Task goal: Provide the number of lines containing the word "CommandHistory", and nothing else.

Given records:
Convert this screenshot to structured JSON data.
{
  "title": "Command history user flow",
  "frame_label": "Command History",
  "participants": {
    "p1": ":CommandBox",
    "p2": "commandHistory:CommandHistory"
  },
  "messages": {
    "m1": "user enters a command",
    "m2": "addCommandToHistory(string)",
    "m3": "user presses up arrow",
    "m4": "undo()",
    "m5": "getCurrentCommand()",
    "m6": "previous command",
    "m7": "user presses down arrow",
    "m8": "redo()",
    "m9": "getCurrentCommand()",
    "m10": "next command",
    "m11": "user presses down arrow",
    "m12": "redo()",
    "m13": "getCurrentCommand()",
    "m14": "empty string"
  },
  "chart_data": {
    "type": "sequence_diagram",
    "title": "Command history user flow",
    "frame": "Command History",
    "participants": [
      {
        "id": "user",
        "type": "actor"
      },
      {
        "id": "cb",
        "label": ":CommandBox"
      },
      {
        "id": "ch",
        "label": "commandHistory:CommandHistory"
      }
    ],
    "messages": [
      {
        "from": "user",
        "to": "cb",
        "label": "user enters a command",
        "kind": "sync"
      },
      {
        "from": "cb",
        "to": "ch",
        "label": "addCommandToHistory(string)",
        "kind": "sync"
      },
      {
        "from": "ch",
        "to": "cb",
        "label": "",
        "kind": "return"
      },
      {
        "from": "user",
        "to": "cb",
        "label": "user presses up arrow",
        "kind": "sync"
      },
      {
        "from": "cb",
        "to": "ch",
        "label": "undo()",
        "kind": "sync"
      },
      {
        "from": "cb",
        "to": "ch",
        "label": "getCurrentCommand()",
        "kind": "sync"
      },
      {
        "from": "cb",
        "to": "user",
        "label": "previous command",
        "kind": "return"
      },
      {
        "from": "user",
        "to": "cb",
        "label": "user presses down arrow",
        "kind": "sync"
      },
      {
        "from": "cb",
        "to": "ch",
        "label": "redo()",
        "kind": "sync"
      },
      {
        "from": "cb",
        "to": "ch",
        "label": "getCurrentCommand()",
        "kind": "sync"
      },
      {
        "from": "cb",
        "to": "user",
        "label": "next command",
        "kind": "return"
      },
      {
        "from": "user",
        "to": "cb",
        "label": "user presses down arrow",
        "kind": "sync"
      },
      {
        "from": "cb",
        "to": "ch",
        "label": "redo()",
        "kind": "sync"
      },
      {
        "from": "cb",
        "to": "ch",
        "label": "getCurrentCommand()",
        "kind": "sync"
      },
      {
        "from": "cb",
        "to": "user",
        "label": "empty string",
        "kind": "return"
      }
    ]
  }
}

Reply to the exercise: 2